##### MATERIAL SUPPLIED #####

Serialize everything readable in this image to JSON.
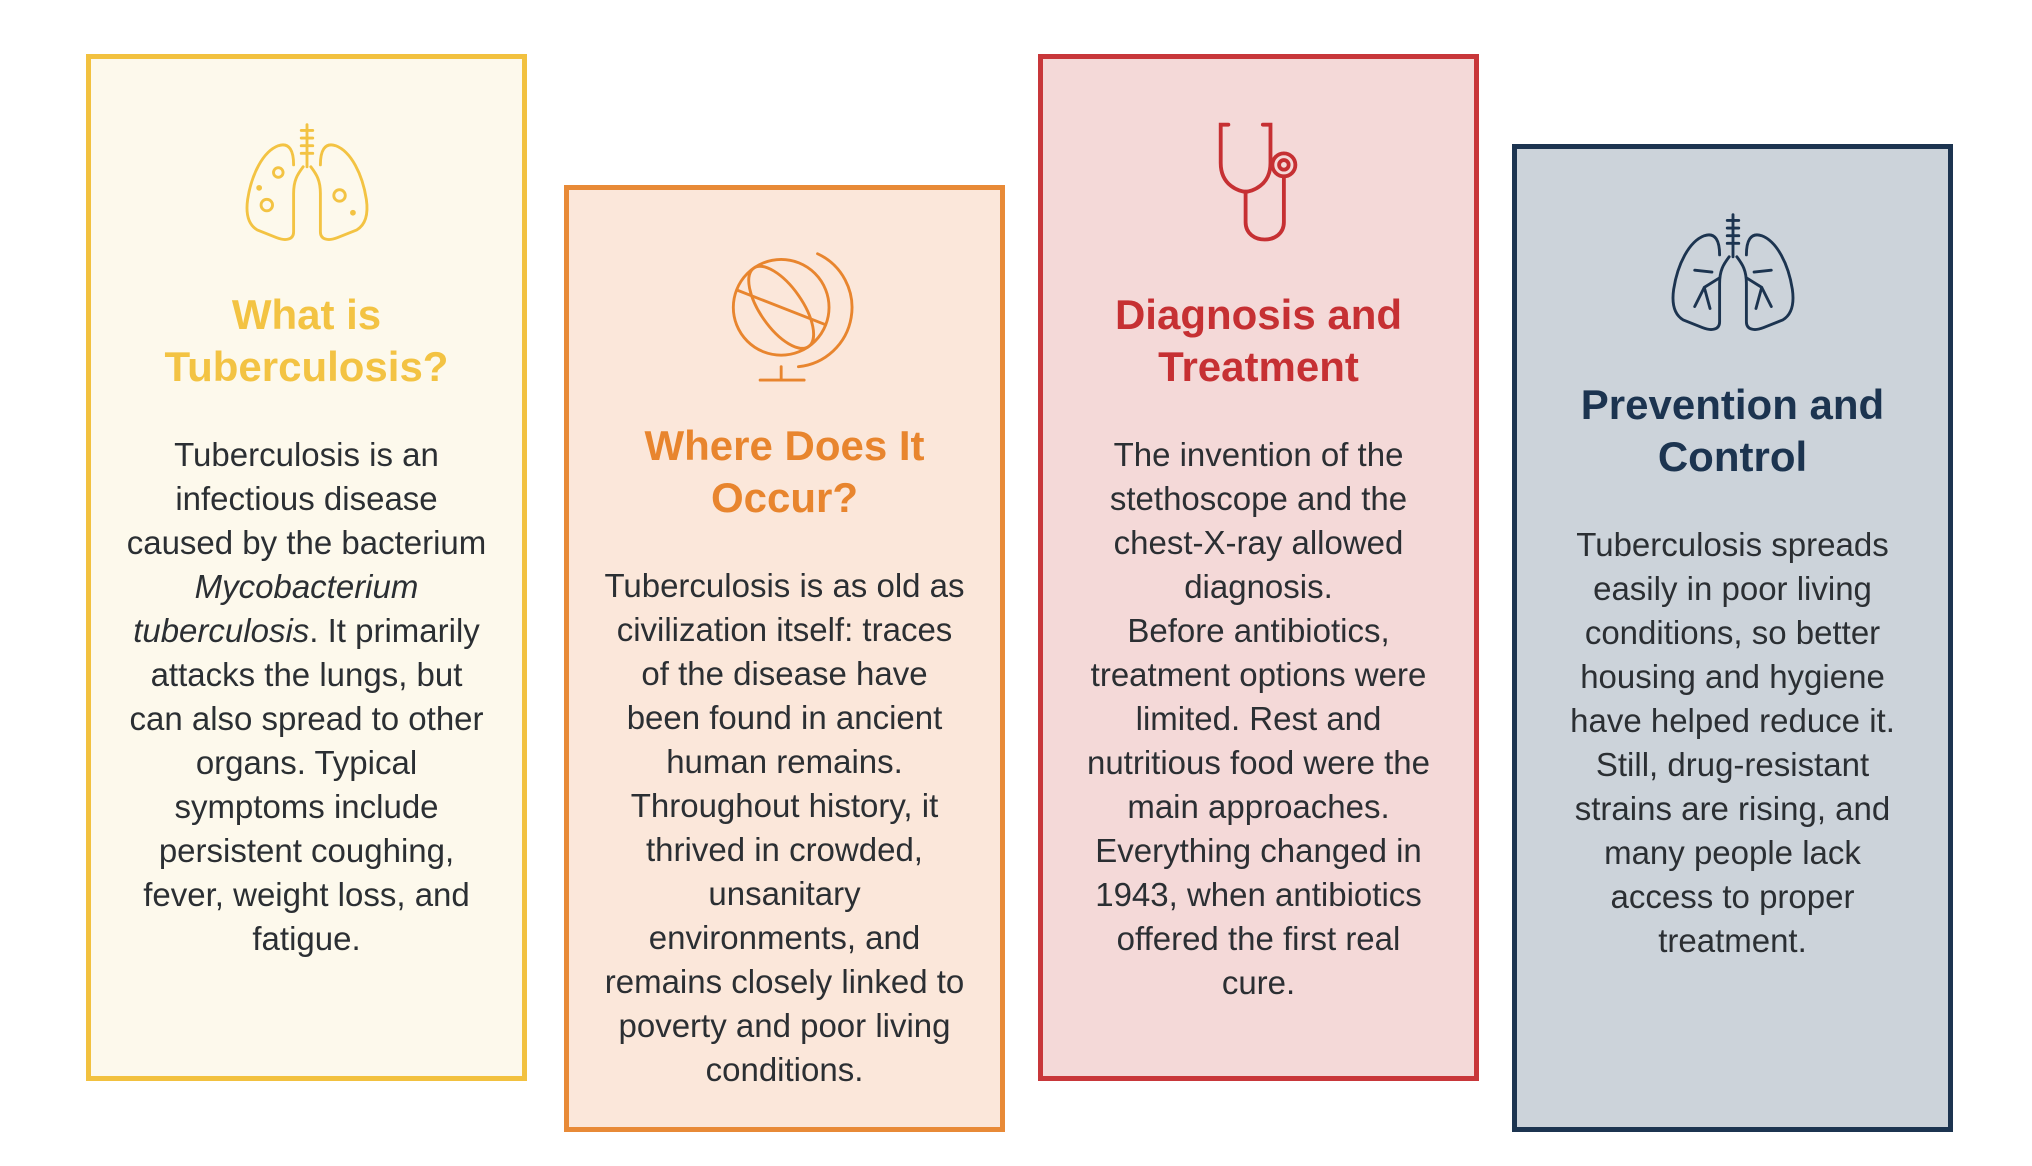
{
  "cards": [
    {
      "title": "What is Tuberculosis?",
      "color": "#f3c343",
      "border": "#f2c13f",
      "background": "#fdf9ec",
      "paragraphs": [
        [
          {
            "text": "Tuberculosis is an infectious disease caused by the bacterium "
          },
          {
            "text": "Mycobacterium tuberculosis",
            "italic": true
          },
          {
            "text": ". It primarily attacks the lungs, but can also spread to other organs. Typical symptoms include persistent coughing, fever, weight loss, and fatigue."
          }
        ]
      ]
    },
    {
      "title": "Where Does It Occur?",
      "color": "#e8852e",
      "border": "#e88a37",
      "background": "#fbe7da",
      "paragraphs": [
        [
          {
            "text": "Tuberculosis is as old as civilization itself: traces of the disease have been found in ancient human remains. Throughout history, it thrived in crowded, unsanitary environments, and remains closely linked to poverty and poor living conditions."
          }
        ]
      ]
    },
    {
      "title": "Diagnosis and Treatment",
      "color": "#c63033",
      "border": "#c8373a",
      "background": "#f4d9d8",
      "paragraphs": [
        [
          {
            "text": "The invention of the stethoscope and the chest-X-ray allowed diagnosis."
          }
        ],
        [
          {
            "text": "Before antibiotics, treatment options were limited. Rest and nutritious food were the main approaches."
          }
        ],
        [
          {
            "text": "Everything changed in 1943, when antibiotics offered the first real cure."
          }
        ]
      ]
    },
    {
      "title": "Prevention and Control",
      "color": "#1c3450",
      "border": "#1c3450",
      "background": "#ccd3da",
      "paragraphs": [
        [
          {
            "text": "Tuberculosis spreads easily in poor living conditions, so better housing and hygiene have helped reduce it. Still, drug-resistant strains are rising, and many people lack access to proper treatment."
          }
        ]
      ]
    }
  ]
}
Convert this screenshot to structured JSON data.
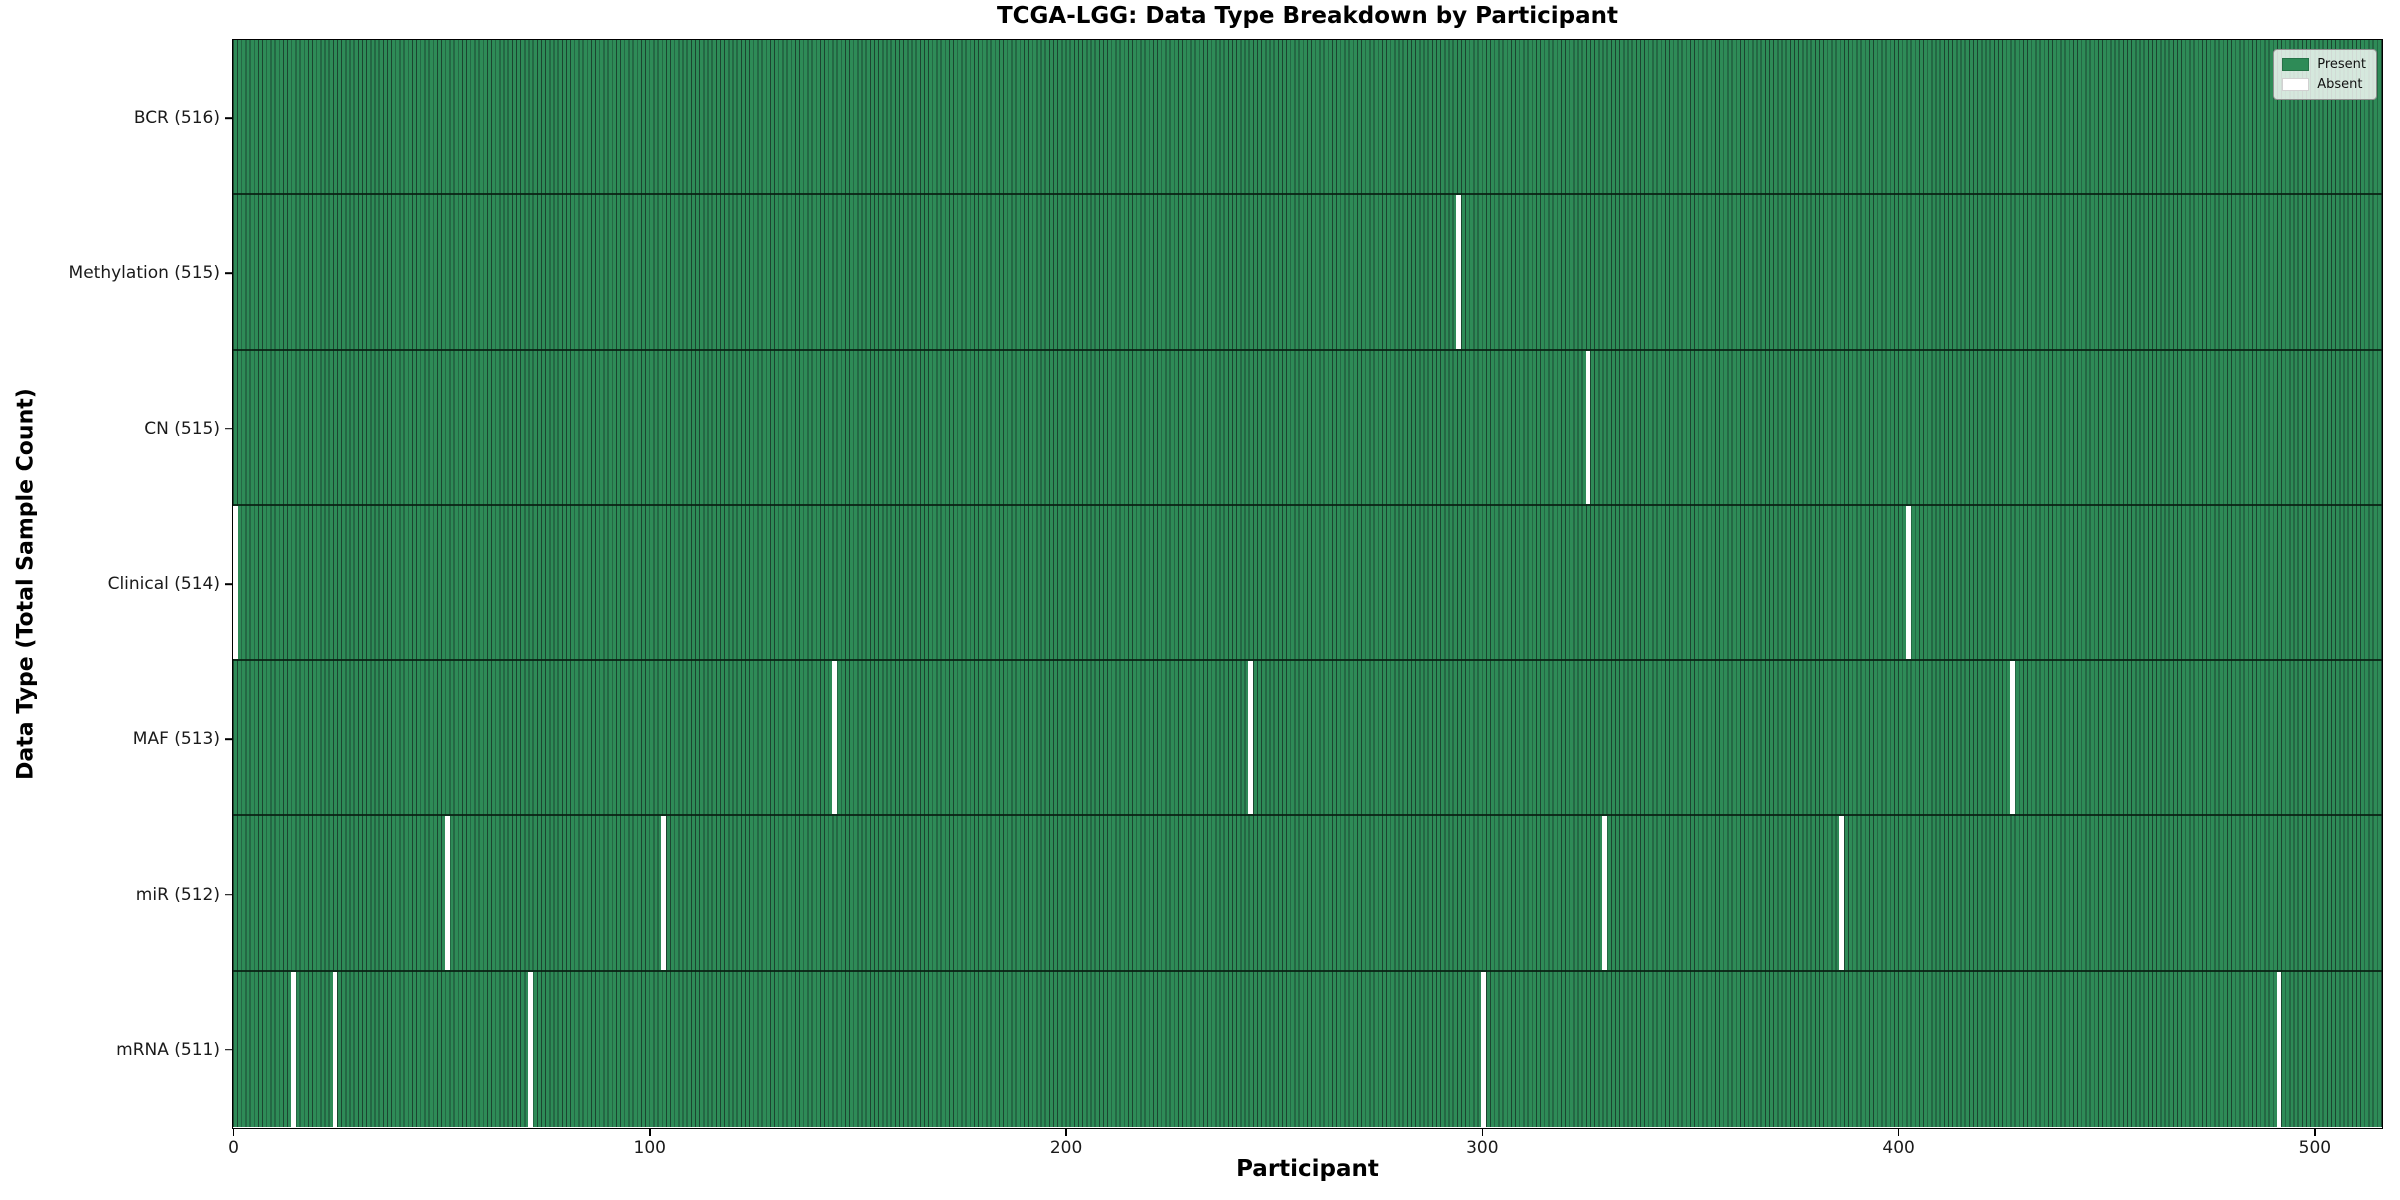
{
  "title": "TCGA-LGG: Data Type Breakdown by Participant",
  "colors": {
    "present": "#2e8b57",
    "absent": "#ffffff",
    "cell_edge": "#1b4530",
    "axis": "#000000",
    "legend_border": "#8f8f8f"
  },
  "chart_data": {
    "type": "heatmap",
    "title": "TCGA-LGG: Data Type Breakdown by Participant",
    "xlabel": "Participant",
    "ylabel": "Data Type (Total Sample Count)",
    "n_participants": 516,
    "x_ticks": [
      0,
      100,
      200,
      300,
      400,
      500
    ],
    "xlim": [
      0,
      516
    ],
    "grid": false,
    "legend_position": "upper right",
    "legend": [
      {
        "label": "Present",
        "color": "#2e8b57"
      },
      {
        "label": "Absent",
        "color": "#ffffff"
      }
    ],
    "rows": [
      {
        "key": "bcr",
        "label": "BCR (516)",
        "data_type": "BCR",
        "total": 516,
        "absent_count": 0,
        "absent_participants": []
      },
      {
        "key": "methylation",
        "label": "Methylation (515)",
        "data_type": "Methylation",
        "total": 515,
        "absent_count": 1,
        "absent_participants": [
          294
        ]
      },
      {
        "key": "cn",
        "label": "CN (515)",
        "data_type": "CN",
        "total": 515,
        "absent_count": 1,
        "absent_participants": [
          325
        ]
      },
      {
        "key": "clinical",
        "label": "Clinical (514)",
        "data_type": "Clinical",
        "total": 514,
        "absent_count": 2,
        "absent_participants": [
          0,
          402
        ]
      },
      {
        "key": "maf",
        "label": "MAF (513)",
        "data_type": "MAF",
        "total": 513,
        "absent_count": 3,
        "absent_participants": [
          144,
          244,
          427
        ]
      },
      {
        "key": "mir",
        "label": "miR (512)",
        "data_type": "miR",
        "total": 512,
        "absent_count": 4,
        "absent_participants": [
          51,
          103,
          329,
          386
        ]
      },
      {
        "key": "mrna",
        "label": "mRNA (511)",
        "data_type": "mRNA",
        "total": 511,
        "absent_count": 5,
        "absent_participants": [
          14,
          24,
          71,
          300,
          491
        ]
      }
    ]
  }
}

#####

PROBLEM REQUIREMENTS →
Could you find every line in the records above that contains the word "this" and copy it?

FINISHED TASK →
Serialize everything readable in this image to JSON.
Convert this screenshot to structured JSON data.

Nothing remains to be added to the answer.